[[ Extracted records open ]]
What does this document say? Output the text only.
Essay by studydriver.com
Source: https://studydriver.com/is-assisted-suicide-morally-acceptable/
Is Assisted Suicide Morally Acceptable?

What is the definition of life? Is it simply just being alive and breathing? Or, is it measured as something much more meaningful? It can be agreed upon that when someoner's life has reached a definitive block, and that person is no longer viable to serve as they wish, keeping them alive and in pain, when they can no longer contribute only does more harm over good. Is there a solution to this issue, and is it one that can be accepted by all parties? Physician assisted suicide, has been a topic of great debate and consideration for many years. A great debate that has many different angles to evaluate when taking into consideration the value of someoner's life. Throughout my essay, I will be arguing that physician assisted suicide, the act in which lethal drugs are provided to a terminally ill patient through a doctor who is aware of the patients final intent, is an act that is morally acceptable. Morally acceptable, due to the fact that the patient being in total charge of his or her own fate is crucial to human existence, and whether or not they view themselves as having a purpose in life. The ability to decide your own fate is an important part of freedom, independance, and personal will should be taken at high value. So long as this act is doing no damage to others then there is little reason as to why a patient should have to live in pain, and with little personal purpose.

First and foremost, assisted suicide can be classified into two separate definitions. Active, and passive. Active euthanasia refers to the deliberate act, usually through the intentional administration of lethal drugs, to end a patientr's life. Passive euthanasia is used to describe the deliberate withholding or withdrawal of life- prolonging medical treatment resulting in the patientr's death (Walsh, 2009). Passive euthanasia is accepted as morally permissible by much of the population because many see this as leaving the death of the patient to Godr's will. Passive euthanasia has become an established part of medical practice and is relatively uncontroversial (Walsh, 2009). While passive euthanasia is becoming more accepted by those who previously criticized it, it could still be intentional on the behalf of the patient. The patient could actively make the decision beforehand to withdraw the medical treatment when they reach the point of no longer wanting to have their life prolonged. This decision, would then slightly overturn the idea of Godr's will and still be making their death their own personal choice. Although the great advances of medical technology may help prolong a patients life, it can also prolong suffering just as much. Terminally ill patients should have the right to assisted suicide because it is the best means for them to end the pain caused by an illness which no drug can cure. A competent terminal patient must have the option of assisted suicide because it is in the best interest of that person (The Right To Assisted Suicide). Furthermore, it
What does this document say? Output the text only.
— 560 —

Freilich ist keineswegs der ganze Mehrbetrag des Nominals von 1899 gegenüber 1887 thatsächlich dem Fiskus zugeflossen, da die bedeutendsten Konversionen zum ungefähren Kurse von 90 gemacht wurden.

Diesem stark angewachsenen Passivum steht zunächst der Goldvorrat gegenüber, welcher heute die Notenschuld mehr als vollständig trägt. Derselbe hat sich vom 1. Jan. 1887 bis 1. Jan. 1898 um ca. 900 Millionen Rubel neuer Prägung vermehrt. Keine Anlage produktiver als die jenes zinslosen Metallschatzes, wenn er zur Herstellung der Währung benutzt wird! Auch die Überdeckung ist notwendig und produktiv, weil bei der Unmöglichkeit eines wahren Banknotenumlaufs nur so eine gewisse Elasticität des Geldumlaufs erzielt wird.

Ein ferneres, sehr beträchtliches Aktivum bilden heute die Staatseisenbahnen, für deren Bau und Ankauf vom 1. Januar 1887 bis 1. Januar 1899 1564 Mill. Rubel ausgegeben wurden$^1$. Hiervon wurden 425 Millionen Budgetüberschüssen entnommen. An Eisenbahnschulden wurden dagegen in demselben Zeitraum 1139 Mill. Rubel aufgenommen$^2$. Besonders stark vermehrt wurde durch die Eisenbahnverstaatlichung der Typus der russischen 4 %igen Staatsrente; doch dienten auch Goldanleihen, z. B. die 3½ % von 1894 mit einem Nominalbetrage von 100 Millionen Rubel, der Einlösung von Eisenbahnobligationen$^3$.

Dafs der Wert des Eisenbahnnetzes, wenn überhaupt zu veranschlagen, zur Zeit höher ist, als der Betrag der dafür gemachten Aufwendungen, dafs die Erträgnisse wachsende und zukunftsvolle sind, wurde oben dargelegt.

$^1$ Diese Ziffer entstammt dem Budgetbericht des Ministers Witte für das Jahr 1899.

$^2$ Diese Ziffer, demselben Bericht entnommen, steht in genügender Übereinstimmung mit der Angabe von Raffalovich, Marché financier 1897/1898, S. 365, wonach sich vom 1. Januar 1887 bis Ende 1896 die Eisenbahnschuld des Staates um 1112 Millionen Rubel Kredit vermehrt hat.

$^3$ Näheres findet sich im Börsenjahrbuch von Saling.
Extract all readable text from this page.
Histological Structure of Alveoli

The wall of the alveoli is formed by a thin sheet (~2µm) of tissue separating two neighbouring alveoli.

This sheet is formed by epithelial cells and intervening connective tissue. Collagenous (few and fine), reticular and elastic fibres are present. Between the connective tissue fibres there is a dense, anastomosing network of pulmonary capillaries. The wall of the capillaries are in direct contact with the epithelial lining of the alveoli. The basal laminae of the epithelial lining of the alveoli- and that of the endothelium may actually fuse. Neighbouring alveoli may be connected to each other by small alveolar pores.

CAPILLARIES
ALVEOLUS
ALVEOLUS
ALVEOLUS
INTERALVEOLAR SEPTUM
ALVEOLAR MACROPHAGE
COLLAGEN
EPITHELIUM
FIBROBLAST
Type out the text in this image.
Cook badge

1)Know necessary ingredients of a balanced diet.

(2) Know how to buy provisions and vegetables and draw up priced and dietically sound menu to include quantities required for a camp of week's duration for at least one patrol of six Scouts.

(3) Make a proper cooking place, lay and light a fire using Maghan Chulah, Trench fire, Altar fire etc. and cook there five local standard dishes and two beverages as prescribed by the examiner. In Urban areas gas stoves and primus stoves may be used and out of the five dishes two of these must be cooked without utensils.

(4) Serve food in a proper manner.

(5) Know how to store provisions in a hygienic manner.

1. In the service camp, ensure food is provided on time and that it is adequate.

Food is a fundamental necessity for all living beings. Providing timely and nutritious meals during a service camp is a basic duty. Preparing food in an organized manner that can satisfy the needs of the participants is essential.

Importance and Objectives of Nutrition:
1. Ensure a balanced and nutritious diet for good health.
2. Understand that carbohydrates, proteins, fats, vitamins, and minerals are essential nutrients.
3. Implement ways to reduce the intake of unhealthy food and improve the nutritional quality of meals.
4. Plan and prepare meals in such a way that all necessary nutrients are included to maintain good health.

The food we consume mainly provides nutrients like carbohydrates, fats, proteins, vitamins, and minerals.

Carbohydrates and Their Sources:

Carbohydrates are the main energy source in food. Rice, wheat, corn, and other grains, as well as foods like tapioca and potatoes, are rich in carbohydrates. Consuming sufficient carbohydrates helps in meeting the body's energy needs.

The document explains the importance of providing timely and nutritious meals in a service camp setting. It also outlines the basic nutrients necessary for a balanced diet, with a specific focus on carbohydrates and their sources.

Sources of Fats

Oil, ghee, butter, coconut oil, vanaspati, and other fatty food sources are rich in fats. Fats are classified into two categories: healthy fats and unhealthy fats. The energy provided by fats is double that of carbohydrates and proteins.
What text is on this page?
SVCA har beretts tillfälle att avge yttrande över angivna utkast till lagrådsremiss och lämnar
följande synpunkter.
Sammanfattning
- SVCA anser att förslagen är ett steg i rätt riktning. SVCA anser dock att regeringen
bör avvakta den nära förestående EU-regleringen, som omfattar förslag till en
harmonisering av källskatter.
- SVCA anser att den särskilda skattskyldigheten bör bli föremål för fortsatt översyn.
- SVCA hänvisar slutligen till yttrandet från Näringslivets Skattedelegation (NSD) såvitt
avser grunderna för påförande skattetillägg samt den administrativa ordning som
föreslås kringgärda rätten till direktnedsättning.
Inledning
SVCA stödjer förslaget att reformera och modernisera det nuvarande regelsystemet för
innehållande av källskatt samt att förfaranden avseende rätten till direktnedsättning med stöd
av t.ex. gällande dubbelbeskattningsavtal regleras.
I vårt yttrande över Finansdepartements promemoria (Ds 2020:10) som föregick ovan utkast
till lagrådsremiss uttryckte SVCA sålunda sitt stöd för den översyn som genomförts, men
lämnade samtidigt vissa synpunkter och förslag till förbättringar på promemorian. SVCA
[[ Extracted records closed ]]
Activity:
In the records above, how many lines contain the word "Know"? Say only the number.

Result of the exercise:
3